DATA FOR THE TASK:
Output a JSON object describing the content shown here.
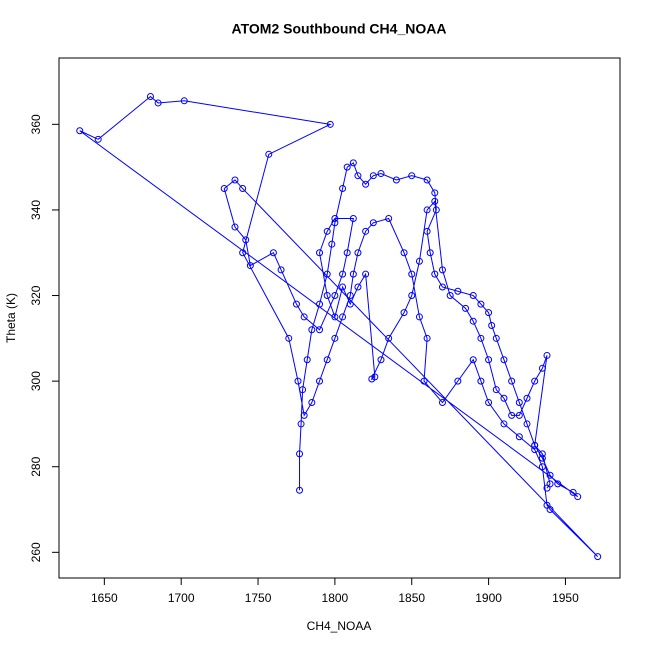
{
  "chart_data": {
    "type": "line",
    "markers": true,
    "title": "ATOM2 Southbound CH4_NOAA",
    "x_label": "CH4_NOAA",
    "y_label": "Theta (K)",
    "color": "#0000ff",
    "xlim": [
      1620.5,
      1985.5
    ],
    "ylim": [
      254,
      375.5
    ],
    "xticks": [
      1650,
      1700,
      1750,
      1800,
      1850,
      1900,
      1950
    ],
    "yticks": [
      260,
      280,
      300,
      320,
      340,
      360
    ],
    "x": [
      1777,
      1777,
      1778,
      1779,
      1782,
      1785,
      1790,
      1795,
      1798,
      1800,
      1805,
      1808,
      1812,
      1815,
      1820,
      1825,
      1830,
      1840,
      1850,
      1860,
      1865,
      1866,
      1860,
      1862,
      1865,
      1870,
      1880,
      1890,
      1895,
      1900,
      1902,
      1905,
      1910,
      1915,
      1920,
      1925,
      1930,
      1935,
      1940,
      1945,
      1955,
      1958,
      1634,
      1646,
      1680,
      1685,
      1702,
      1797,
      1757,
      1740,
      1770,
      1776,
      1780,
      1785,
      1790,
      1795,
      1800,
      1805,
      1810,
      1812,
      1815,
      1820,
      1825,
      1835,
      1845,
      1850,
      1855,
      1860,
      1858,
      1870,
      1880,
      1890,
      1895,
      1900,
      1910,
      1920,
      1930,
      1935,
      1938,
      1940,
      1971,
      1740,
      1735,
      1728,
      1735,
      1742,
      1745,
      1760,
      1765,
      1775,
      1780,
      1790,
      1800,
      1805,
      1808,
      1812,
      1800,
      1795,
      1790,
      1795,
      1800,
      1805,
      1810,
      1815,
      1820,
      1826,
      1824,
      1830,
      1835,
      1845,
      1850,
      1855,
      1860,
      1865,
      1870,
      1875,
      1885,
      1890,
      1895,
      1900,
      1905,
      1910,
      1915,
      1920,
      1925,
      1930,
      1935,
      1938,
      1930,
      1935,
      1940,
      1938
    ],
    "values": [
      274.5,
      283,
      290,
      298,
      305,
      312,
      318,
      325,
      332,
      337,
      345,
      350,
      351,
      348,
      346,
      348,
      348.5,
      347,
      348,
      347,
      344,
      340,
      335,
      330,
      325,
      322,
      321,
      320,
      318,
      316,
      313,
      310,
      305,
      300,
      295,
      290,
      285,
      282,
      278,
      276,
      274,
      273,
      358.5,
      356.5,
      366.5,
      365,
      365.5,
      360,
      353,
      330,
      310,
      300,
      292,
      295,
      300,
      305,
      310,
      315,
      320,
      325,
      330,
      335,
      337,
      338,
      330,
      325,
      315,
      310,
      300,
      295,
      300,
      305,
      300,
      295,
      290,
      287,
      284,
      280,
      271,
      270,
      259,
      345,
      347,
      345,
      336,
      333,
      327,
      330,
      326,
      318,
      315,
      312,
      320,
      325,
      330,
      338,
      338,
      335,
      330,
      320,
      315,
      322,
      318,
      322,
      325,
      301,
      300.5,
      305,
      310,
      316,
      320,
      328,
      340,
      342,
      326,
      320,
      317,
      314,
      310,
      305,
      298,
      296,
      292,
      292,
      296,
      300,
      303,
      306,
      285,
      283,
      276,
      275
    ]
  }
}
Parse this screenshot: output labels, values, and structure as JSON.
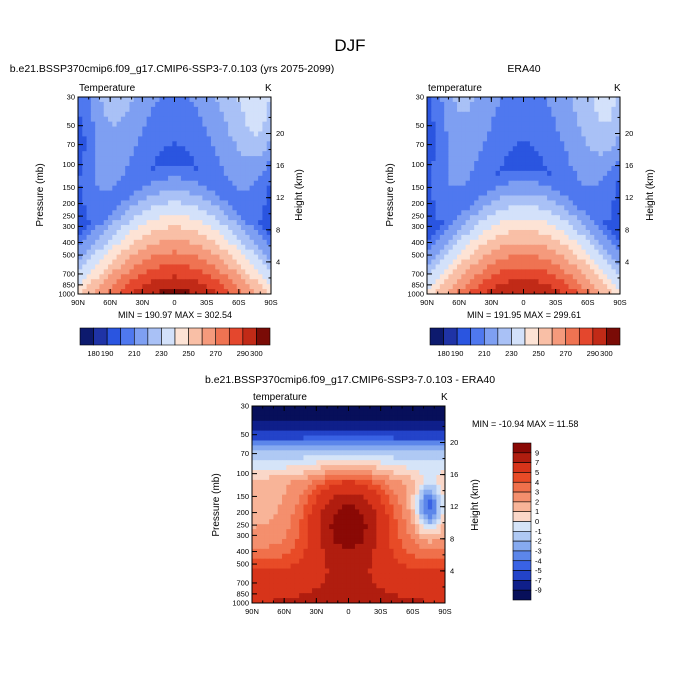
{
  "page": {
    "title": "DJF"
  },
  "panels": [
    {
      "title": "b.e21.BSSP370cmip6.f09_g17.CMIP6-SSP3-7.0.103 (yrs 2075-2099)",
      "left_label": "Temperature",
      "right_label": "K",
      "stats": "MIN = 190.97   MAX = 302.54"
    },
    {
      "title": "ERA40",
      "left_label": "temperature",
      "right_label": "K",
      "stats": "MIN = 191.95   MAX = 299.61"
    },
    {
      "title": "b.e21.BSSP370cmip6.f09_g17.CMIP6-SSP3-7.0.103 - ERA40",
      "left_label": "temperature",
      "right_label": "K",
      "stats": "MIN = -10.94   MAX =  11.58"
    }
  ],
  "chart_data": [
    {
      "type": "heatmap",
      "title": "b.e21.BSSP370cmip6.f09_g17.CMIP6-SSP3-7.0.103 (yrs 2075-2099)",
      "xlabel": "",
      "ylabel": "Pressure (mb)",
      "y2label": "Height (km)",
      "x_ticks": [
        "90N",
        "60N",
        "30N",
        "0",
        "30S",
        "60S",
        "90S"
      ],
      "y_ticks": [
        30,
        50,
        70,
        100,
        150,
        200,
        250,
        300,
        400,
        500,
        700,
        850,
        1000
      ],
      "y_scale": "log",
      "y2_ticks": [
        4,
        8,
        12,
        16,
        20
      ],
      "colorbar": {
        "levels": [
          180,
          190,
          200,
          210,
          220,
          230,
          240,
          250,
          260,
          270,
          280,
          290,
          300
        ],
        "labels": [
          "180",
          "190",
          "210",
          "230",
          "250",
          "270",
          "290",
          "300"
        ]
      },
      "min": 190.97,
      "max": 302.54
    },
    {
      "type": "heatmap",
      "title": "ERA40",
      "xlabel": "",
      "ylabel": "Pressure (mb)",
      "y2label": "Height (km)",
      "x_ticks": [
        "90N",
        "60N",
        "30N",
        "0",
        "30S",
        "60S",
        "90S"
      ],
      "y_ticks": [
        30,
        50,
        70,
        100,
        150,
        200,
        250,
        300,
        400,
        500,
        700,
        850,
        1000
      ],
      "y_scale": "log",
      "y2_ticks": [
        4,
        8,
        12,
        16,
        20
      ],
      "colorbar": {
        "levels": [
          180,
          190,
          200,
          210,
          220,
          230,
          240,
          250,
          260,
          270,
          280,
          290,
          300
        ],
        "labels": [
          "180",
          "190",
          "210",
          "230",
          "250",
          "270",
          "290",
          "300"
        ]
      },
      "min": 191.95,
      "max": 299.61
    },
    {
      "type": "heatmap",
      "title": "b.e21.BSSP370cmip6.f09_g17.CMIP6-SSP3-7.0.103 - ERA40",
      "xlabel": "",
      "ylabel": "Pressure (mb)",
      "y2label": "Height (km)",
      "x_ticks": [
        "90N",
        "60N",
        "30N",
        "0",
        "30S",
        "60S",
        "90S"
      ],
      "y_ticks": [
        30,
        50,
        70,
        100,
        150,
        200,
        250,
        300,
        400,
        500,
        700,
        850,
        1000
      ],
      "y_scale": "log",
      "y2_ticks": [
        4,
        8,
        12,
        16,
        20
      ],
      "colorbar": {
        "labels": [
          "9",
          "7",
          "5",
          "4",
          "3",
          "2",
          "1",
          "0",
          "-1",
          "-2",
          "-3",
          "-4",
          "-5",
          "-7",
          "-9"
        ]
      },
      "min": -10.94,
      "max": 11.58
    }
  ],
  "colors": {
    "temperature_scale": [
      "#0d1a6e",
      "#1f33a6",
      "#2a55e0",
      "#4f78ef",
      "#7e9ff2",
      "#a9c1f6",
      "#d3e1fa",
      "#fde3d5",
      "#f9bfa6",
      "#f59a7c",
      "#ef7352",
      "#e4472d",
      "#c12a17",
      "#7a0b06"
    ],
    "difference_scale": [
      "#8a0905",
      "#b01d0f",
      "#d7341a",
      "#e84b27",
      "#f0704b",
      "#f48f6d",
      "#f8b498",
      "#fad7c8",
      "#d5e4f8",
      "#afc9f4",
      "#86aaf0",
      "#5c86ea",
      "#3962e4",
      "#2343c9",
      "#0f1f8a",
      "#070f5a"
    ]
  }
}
==
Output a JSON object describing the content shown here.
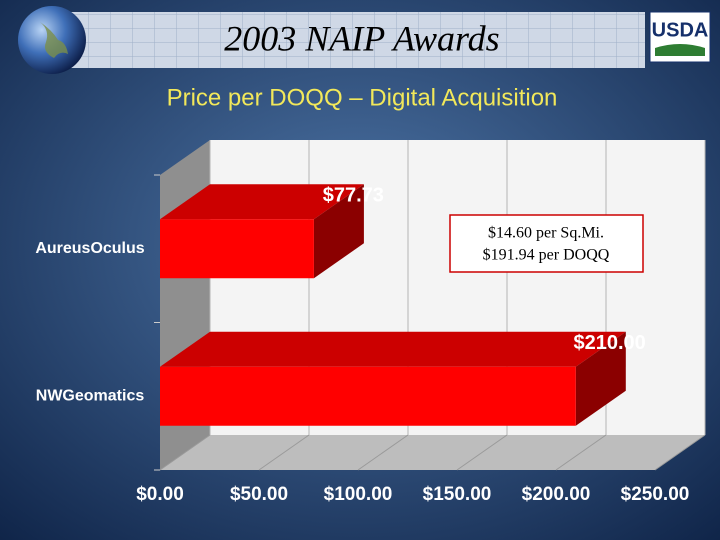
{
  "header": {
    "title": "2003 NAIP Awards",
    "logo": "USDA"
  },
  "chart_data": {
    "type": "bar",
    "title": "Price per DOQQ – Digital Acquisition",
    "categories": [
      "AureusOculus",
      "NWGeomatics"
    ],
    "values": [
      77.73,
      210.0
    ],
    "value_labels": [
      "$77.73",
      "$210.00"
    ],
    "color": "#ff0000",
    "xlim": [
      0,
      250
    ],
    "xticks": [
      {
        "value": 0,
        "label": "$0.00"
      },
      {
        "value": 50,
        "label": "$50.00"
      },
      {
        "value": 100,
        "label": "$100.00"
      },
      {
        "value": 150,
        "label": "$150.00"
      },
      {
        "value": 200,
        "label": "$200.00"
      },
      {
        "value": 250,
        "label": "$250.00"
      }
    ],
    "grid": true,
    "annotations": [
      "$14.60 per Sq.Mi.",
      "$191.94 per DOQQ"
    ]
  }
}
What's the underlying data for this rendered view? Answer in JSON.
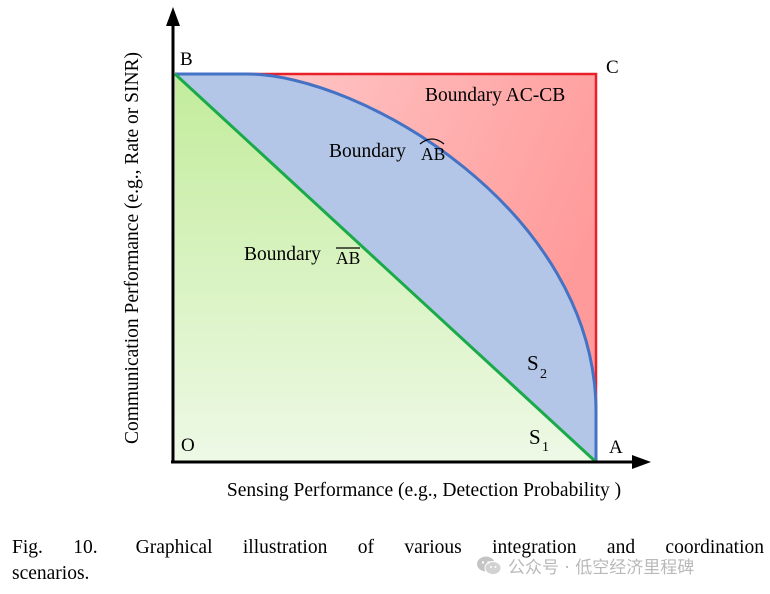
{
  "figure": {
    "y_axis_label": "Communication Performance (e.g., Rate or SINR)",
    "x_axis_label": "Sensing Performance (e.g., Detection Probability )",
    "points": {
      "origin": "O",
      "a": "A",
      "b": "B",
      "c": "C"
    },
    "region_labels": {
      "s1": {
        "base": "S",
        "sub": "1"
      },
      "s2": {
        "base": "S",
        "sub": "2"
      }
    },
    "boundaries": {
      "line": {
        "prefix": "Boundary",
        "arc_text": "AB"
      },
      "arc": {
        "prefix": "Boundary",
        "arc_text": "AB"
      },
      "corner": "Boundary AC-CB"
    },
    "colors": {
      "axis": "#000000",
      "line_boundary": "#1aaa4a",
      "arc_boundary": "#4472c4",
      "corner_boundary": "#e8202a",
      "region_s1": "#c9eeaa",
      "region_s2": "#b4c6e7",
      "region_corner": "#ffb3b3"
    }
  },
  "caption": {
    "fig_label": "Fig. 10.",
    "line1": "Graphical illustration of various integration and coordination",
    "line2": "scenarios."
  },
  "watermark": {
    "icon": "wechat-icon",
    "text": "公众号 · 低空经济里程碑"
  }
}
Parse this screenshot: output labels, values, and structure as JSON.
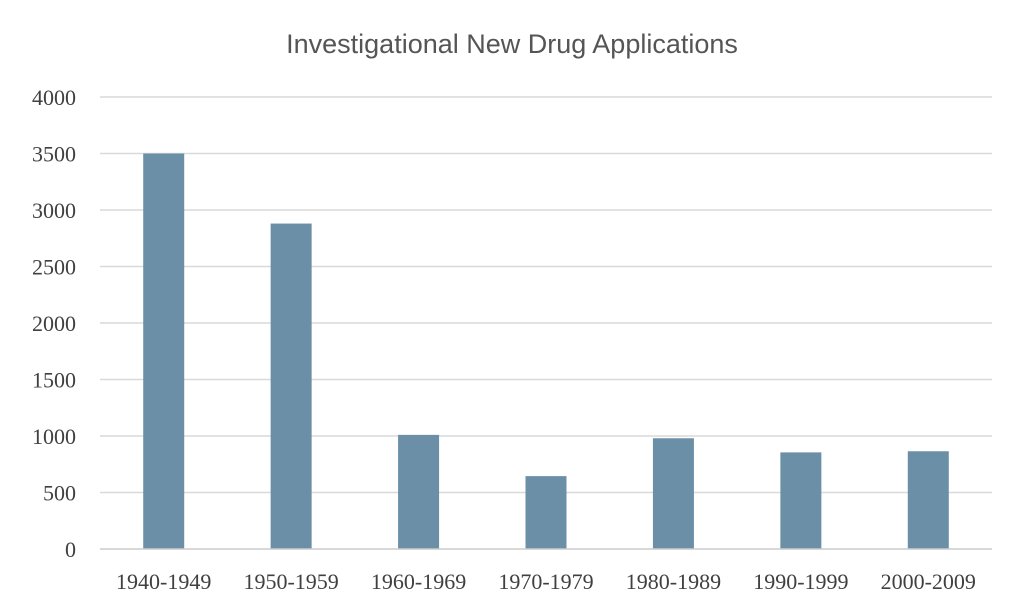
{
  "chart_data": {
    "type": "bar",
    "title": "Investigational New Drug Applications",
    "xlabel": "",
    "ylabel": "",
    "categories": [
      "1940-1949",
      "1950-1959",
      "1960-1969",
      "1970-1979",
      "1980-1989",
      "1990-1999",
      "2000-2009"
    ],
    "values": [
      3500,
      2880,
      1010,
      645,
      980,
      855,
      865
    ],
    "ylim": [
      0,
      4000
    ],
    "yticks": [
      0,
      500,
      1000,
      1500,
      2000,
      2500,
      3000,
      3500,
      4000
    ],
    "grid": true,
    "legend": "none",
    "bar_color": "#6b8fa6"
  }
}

WHAT IS EXPECTED: Where a line of the entries contains the word "Performance", copy that line.

WRITTEN RESPONSE:
    "y_axis_label": "Communication Performance (e.g., Rate or SINR)",
    "x_axis_label": "Sensing Performance (e.g., Detection Probability )",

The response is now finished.